_Set task_. Report how many lines contain the word "content", with no other text.

[Collected data]
--------------------------------------------------
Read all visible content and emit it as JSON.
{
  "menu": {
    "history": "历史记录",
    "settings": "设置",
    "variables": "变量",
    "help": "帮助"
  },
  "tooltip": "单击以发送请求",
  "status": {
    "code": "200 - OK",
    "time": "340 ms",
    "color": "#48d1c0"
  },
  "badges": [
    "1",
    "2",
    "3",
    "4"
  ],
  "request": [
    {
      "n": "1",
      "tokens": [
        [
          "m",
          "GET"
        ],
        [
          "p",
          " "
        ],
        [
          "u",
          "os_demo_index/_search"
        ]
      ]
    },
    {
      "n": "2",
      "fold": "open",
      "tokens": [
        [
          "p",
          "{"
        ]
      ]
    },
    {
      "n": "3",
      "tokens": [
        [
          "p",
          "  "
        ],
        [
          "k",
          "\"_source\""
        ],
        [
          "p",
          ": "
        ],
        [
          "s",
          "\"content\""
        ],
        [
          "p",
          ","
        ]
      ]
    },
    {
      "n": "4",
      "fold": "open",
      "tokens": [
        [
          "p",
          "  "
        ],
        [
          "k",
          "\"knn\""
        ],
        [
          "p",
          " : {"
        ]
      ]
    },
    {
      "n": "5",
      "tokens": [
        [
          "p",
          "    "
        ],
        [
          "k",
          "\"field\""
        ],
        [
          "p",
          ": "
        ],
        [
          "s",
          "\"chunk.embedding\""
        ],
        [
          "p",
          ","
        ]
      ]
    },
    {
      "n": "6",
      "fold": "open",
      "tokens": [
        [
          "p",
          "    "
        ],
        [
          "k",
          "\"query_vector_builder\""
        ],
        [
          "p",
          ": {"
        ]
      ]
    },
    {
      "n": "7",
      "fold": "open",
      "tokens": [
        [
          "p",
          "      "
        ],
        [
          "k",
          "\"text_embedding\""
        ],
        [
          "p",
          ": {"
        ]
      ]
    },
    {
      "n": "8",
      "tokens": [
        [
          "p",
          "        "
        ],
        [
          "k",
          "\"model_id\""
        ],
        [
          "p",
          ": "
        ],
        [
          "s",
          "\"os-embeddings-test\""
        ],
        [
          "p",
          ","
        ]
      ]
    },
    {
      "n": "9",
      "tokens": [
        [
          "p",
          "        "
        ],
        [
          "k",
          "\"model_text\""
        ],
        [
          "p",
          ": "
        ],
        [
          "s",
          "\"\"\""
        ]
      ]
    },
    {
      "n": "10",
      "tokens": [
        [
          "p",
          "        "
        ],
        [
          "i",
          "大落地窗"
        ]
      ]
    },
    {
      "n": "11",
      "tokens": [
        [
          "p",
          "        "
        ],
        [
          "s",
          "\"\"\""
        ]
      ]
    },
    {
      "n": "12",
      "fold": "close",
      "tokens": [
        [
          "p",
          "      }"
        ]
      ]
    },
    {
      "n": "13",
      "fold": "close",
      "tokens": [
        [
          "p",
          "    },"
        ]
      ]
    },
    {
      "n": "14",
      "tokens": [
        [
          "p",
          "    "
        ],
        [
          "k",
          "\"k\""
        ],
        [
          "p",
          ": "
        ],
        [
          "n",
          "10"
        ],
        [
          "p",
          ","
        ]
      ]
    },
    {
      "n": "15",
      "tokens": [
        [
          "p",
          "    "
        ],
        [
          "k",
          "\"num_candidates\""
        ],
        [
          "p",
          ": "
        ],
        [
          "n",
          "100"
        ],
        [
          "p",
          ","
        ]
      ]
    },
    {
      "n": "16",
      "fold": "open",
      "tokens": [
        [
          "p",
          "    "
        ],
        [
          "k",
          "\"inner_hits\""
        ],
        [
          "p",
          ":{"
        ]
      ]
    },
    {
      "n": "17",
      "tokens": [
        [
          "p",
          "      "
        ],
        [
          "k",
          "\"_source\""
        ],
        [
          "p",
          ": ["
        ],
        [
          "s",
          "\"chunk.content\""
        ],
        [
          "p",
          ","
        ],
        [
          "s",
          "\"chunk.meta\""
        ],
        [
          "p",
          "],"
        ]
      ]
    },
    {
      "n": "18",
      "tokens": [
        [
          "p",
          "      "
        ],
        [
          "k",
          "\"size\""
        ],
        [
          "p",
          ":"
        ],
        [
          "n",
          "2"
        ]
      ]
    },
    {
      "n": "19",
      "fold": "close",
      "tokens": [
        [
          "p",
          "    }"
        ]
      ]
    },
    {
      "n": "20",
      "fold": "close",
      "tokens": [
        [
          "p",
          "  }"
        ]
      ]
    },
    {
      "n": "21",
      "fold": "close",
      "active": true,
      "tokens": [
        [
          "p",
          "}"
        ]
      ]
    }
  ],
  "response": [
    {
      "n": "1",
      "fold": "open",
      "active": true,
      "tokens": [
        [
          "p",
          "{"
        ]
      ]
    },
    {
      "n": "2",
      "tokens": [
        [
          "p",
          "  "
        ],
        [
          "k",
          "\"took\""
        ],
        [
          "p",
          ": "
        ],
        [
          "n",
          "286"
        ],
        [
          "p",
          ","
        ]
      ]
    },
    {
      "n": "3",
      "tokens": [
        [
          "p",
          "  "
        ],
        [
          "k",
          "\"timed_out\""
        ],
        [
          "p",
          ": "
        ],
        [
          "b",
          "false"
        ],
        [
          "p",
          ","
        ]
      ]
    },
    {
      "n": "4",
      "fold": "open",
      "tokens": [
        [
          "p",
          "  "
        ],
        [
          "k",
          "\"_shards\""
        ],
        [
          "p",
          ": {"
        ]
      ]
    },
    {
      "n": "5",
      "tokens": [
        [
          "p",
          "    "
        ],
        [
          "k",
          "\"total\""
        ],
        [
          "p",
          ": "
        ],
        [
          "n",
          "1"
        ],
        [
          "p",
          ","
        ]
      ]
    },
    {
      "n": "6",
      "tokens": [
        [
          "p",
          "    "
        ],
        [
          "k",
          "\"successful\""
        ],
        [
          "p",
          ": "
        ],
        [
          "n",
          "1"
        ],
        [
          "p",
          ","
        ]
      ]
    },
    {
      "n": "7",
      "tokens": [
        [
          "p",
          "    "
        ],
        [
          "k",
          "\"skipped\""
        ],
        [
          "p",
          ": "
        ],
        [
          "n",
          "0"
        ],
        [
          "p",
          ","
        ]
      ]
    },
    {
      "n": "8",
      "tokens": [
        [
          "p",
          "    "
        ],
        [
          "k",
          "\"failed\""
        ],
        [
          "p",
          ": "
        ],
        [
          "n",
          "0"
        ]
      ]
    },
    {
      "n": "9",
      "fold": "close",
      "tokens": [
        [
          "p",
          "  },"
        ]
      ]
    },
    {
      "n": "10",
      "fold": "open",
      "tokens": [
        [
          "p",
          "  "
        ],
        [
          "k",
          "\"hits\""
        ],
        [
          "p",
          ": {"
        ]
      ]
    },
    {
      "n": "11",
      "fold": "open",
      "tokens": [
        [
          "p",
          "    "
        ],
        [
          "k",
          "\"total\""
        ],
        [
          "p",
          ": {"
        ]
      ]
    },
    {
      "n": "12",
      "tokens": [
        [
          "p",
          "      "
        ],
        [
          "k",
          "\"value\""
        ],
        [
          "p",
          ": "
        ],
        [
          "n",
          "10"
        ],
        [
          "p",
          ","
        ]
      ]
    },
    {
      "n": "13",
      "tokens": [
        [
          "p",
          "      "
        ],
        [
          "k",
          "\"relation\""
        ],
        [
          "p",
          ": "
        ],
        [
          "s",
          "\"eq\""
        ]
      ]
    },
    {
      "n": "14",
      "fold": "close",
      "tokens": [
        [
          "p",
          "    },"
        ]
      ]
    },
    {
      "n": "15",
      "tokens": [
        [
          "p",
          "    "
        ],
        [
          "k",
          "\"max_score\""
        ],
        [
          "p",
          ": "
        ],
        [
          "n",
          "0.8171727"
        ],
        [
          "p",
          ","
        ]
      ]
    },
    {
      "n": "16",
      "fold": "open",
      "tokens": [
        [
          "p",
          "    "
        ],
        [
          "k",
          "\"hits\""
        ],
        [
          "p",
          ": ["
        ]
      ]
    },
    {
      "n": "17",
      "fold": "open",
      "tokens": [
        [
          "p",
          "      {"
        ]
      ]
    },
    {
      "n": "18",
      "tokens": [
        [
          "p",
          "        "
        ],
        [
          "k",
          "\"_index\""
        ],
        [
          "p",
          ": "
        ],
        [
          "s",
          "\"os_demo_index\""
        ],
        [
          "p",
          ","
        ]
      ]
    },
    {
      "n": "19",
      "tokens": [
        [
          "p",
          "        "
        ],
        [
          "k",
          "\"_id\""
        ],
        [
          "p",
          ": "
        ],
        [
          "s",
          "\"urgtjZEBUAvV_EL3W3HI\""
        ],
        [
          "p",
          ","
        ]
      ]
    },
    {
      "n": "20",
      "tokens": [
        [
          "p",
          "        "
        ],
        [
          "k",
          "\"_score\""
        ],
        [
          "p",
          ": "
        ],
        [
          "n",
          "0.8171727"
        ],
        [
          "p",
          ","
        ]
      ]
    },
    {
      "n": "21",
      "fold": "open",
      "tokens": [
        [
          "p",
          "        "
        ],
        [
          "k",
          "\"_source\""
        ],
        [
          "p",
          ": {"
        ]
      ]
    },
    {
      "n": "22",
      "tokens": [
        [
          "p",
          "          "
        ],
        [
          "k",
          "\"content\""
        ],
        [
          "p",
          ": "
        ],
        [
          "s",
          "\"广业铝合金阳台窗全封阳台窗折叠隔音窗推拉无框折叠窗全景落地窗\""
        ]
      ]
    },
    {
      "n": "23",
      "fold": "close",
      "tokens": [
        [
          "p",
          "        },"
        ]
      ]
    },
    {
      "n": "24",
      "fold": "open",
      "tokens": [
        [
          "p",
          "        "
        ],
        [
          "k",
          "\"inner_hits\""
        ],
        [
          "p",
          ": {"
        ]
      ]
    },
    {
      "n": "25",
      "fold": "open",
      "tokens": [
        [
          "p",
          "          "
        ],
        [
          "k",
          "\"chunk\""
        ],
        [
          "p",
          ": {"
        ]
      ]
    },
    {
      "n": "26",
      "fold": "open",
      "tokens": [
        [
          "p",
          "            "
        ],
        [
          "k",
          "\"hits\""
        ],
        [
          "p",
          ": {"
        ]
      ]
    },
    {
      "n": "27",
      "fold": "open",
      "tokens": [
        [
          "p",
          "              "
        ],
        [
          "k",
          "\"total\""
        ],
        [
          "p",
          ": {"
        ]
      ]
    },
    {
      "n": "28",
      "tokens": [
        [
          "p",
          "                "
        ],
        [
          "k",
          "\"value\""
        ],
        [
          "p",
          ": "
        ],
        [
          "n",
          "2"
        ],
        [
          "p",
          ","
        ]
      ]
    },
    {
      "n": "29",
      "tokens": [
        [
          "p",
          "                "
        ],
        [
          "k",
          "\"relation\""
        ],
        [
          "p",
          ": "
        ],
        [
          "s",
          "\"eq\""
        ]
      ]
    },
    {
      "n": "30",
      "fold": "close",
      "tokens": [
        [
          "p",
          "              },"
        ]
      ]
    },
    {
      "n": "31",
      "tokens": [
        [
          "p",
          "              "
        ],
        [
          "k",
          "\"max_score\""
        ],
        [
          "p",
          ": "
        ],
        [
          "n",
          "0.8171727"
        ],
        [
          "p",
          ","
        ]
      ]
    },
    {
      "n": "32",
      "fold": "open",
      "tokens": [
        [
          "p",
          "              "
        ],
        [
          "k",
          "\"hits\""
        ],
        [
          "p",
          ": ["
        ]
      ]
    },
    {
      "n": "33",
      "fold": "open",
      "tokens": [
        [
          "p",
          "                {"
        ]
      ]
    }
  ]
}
--------------------------------------------------
_Written answer_. 4